* [LISTING]:
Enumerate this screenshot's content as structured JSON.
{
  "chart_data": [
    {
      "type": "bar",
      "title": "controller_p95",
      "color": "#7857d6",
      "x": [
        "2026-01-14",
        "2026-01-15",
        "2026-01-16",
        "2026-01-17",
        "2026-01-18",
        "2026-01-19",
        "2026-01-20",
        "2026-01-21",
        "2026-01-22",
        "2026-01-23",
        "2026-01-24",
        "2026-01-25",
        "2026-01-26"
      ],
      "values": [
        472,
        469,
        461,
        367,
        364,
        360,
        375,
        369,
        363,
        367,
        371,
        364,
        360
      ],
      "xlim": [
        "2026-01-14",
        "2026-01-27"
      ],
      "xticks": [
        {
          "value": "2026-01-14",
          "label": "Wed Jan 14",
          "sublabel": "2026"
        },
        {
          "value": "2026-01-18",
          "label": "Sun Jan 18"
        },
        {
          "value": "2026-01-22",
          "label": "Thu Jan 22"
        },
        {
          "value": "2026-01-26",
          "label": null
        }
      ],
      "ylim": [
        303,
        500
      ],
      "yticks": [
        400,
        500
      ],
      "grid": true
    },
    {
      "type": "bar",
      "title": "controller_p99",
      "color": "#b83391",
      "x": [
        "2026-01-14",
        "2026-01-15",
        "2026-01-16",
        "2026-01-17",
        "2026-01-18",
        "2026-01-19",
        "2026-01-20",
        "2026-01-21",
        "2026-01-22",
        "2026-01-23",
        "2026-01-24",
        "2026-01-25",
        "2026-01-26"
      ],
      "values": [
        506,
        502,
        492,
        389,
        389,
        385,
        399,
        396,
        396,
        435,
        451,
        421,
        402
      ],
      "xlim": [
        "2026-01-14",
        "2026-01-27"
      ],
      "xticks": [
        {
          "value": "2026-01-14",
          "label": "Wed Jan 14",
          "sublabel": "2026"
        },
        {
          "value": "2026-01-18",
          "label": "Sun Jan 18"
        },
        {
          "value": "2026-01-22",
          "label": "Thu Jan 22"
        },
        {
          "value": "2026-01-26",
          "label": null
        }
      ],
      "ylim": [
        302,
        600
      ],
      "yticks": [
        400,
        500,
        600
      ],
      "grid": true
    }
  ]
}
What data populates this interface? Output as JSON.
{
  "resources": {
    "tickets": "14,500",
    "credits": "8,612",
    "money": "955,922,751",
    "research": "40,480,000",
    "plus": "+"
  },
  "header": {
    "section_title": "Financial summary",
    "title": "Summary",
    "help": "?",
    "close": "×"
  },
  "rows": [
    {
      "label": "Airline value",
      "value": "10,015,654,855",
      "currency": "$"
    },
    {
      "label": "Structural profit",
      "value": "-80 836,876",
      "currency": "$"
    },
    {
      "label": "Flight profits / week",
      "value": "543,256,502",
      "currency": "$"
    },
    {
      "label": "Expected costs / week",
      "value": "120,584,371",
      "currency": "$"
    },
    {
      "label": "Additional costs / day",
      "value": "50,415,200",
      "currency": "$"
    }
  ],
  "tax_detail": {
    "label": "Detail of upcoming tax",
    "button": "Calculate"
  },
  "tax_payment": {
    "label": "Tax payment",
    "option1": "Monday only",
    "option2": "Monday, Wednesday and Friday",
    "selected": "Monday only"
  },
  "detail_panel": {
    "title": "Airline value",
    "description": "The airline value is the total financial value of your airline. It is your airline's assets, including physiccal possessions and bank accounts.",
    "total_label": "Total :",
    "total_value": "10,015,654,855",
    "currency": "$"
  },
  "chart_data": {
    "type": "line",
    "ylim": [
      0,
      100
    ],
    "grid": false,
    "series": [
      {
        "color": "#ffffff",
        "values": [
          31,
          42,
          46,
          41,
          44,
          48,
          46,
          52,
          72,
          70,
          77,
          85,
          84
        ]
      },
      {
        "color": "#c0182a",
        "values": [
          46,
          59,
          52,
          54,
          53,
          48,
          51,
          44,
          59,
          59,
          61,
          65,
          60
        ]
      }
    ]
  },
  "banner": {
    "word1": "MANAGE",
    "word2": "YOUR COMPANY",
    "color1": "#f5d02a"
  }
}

* [STATED PROBLEM]:
Write out every record, exactly as written.

* [WORKED ANSWER]:
Enumerate this screenshot's content as structured JSON.
{
  "chart_data": [
    {
      "type": "bar",
      "title": "controller_p95",
      "color": "#7857d6",
      "x": [
        "2026-01-14",
        "2026-01-15",
        "2026-01-16",
        "2026-01-17",
        "2026-01-18",
        "2026-01-19",
        "2026-01-20",
        "2026-01-21",
        "2026-01-22",
        "2026-01-23",
        "2026-01-24",
        "2026-01-25",
        "2026-01-26"
      ],
      "values": [
        472,
        469,
        461,
        367,
        364,
        360,
        375,
        369,
        363,
        367,
        371,
        364,
        360
      ],
      "xlim": [
        "2026-01-14",
        "2026-01-27"
      ],
      "xticks": [
        {
          "value": "2026-01-14",
          "label": "Wed Jan 14",
          "sublabel": "2026"
        },
        {
          "value": "2026-01-18",
          "label": "Sun Jan 18"
        },
        {
          "value": "2026-01-22",
          "label": "Thu Jan 22"
        },
        {
          "value": "2026-01-26",
          "label": null
        }
      ],
      "ylim": [
        303,
        500
      ],
      "yticks": [
        400,
        500
      ],
      "grid": true
    },
    {
      "type": "bar",
      "title": "controller_p99",
      "color": "#b83391",
      "x": [
        "2026-01-14",
        "2026-01-15",
        "2026-01-16",
        "2026-01-17",
        "2026-01-18",
        "2026-01-19",
        "2026-01-20",
        "2026-01-21",
        "2026-01-22",
        "2026-01-23",
        "2026-01-24",
        "2026-01-25",
        "2026-01-26"
      ],
      "values": [
        506,
        502,
        492,
        389,
        389,
        385,
        399,
        396,
        396,
        435,
        451,
        421,
        402
      ],
      "xlim": [
        "2026-01-14",
        "2026-01-27"
      ],
      "xticks": [
        {
          "value": "2026-01-14",
          "label": "Wed Jan 14",
          "sublabel": "2026"
        },
        {
          "value": "2026-01-18",
          "label": "Sun Jan 18"
        },
        {
          "value": "2026-01-22",
          "label": "Thu Jan 22"
        },
        {
          "value": "2026-01-26",
          "label": null
        }
      ],
      "ylim": [
        302,
        600
      ],
      "yticks": [
        400,
        500,
        600
      ],
      "grid": true
    }
  ]
}
What data populates this interface? Output as JSON.
{
  "resources": {
    "tickets": "14,500",
    "credits": "8,612",
    "money": "955,922,751",
    "research": "40,480,000",
    "plus": "+"
  },
  "header": {
    "section_title": "Financial summary",
    "title": "Summary",
    "help": "?",
    "close": "×"
  },
  "rows": [
    {
      "label": "Airline value",
      "value": "10,015,654,855",
      "currency": "$"
    },
    {
      "label": "Structural profit",
      "value": "-80 836,876",
      "currency": "$"
    },
    {
      "label": "Flight profits / week",
      "value": "543,256,502",
      "currency": "$"
    },
    {
      "label": "Expected costs / week",
      "value": "120,584,371",
      "currency": "$"
    },
    {
      "label": "Additional costs / day",
      "value": "50,415,200",
      "currency": "$"
    }
  ],
  "tax_detail": {
    "label": "Detail of upcoming tax",
    "button": "Calculate"
  },
  "tax_payment": {
    "label": "Tax payment",
    "option1": "Monday only",
    "option2": "Monday, Wednesday and Friday",
    "selected": "Monday only"
  },
  "detail_panel": {
    "title": "Airline value",
    "description": "The airline value is the total financial value of your airline. It is your airline's assets, including physiccal possessions and bank accounts.",
    "total_label": "Total :",
    "total_value": "10,015,654,855",
    "currency": "$"
  },
  "chart_data": {
    "type": "line",
    "ylim": [
      0,
      100
    ],
    "grid": false,
    "series": [
      {
        "color": "#ffffff",
        "values": [
          31,
          42,
          46,
          41,
          44,
          48,
          46,
          52,
          72,
          70,
          77,
          85,
          84
        ]
      },
      {
        "color": "#c0182a",
        "values": [
          46,
          59,
          52,
          54,
          53,
          48,
          51,
          44,
          59,
          59,
          61,
          65,
          60
        ]
      }
    ]
  },
  "banner": {
    "word1": "MANAGE",
    "word2": "YOUR COMPANY",
    "color1": "#f5d02a"
  }
}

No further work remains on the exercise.